● **Available records**
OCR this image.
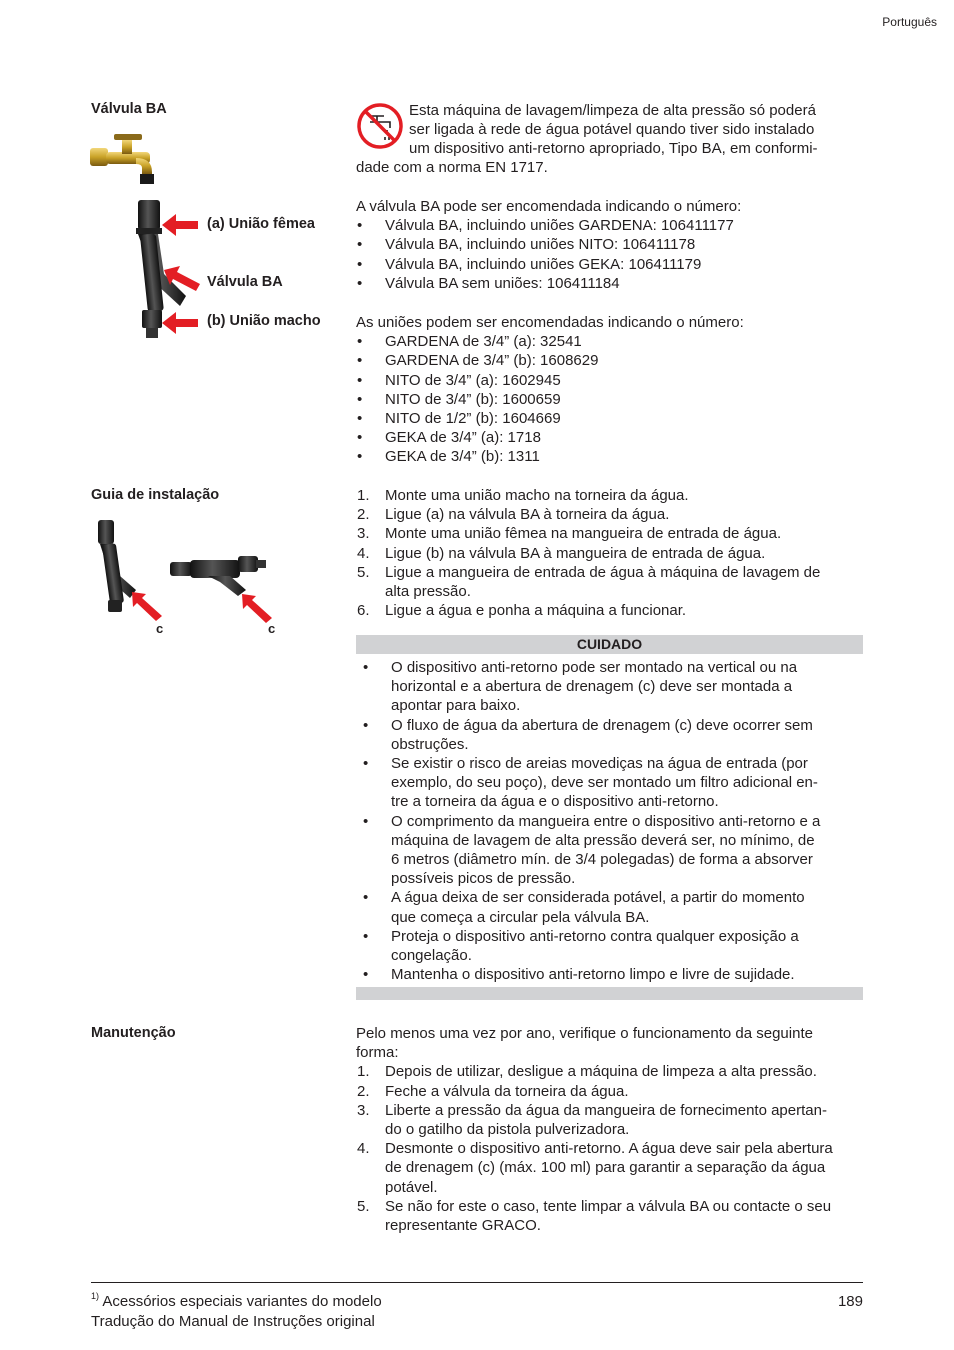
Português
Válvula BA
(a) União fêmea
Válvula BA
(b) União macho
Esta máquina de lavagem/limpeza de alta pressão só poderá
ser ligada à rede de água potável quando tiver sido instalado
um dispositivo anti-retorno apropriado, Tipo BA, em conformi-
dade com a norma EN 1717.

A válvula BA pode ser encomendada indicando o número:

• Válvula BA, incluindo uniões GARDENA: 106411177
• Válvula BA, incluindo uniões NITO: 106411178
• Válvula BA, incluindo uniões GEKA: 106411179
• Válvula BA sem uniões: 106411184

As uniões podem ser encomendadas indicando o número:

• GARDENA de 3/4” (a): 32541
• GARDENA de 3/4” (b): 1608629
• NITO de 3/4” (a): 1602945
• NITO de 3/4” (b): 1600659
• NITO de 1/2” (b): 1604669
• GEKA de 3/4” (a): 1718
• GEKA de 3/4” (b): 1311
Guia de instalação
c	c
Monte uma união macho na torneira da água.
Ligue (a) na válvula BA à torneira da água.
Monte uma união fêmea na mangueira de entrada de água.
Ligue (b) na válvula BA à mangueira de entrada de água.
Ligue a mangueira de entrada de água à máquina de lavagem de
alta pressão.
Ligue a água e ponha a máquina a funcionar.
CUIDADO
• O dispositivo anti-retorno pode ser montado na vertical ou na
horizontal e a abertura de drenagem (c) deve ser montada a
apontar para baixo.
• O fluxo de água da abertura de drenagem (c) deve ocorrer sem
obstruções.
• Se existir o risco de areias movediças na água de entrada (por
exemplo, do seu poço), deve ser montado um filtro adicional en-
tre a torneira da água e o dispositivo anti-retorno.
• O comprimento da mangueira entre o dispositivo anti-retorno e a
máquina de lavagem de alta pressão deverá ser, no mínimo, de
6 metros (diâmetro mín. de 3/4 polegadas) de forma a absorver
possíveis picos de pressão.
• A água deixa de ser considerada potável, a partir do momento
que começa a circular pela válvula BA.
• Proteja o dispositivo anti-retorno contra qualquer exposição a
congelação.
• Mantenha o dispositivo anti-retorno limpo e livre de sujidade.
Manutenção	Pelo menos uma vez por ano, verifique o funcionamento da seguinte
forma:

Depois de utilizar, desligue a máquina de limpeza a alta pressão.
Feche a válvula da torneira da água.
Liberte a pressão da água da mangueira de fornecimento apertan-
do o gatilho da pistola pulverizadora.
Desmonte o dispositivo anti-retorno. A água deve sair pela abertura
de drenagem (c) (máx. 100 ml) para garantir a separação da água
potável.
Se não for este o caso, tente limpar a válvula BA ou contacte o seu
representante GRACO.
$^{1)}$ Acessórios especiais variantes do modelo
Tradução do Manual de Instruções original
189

...

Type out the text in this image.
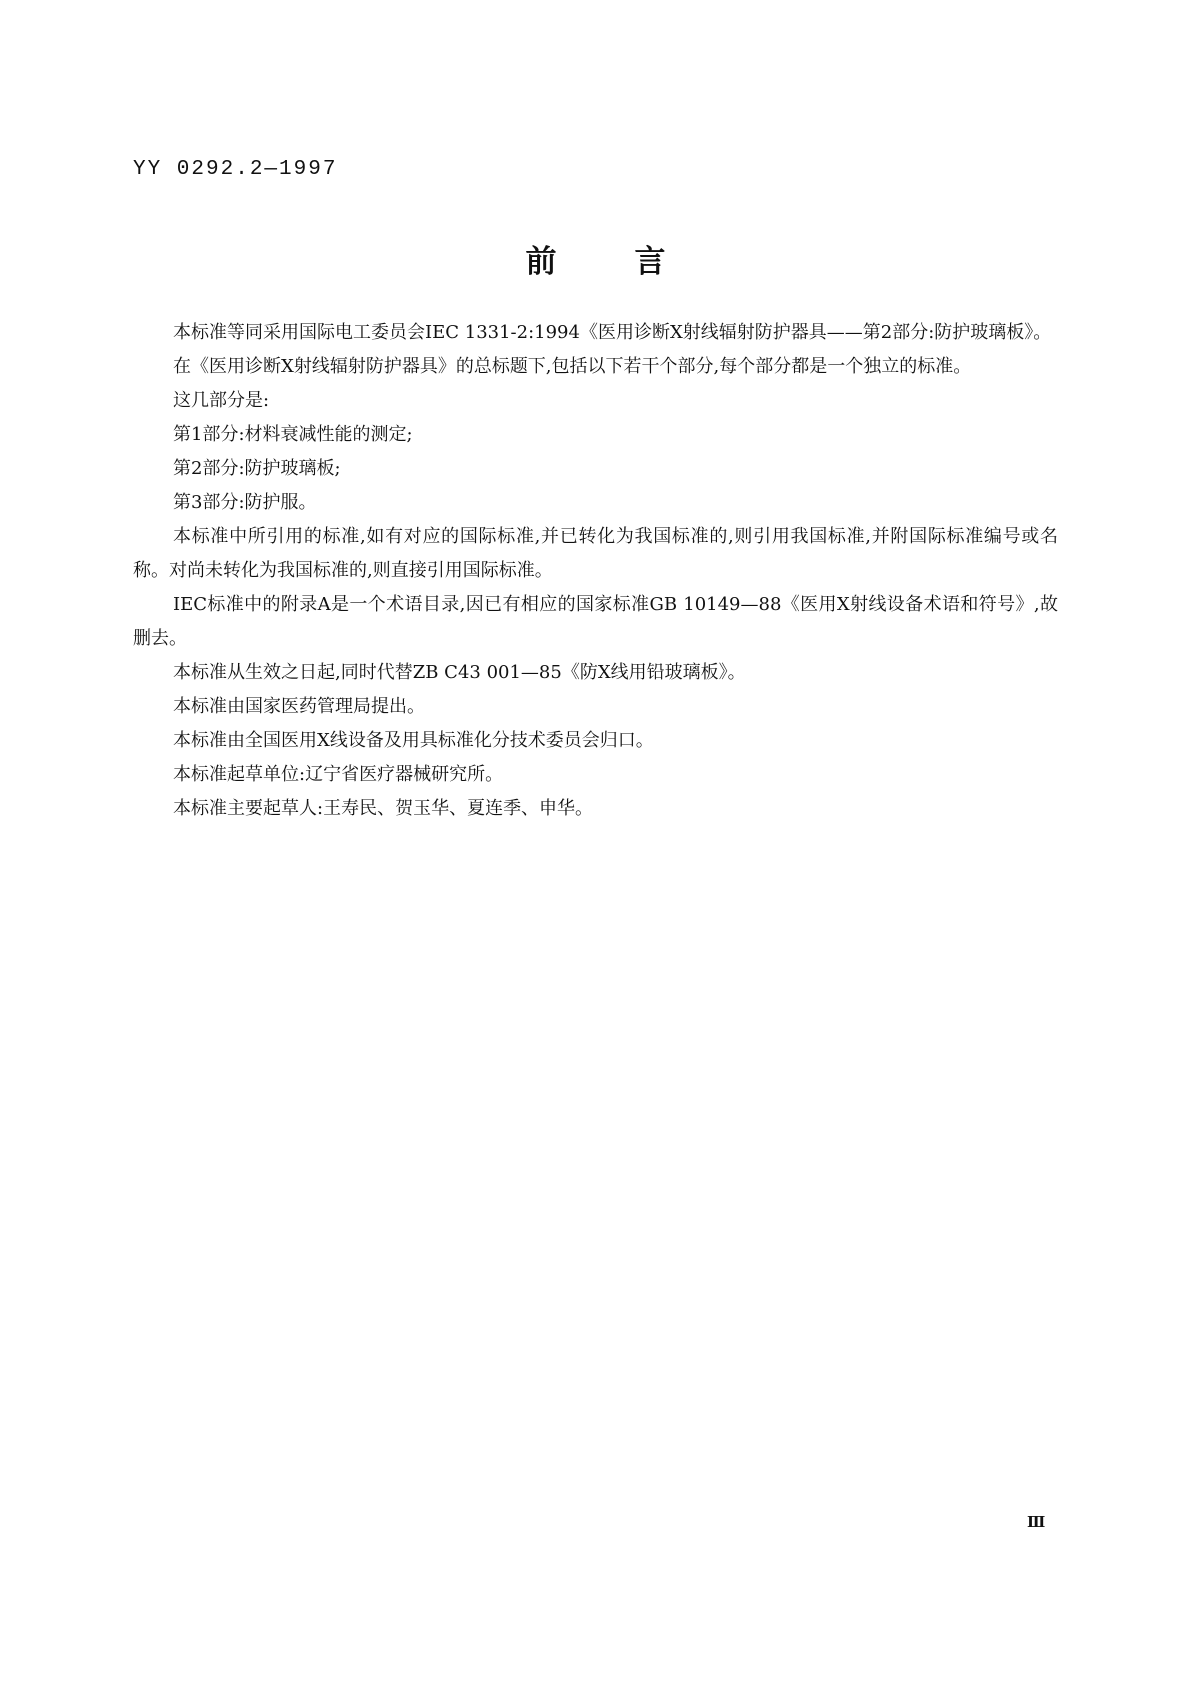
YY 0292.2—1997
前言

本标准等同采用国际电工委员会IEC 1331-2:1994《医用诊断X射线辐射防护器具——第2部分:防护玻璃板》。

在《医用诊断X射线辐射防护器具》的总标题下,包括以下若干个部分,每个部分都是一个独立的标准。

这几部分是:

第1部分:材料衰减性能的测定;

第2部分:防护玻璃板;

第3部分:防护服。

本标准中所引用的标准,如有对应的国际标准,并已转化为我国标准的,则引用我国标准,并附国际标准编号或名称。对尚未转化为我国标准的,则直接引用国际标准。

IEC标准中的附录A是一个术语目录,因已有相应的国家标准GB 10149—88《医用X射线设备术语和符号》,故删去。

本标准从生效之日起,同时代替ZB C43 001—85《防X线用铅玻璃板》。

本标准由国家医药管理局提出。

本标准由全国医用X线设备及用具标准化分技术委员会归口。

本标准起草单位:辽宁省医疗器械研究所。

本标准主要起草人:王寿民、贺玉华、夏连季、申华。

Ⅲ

● **Set task**
Only lines with the word "pela" should be collected from the material.

● **Task result**
que começa a circular pela válvula BA.
Desmonte o dispositivo anti-retorno. A água deve sair pela abertura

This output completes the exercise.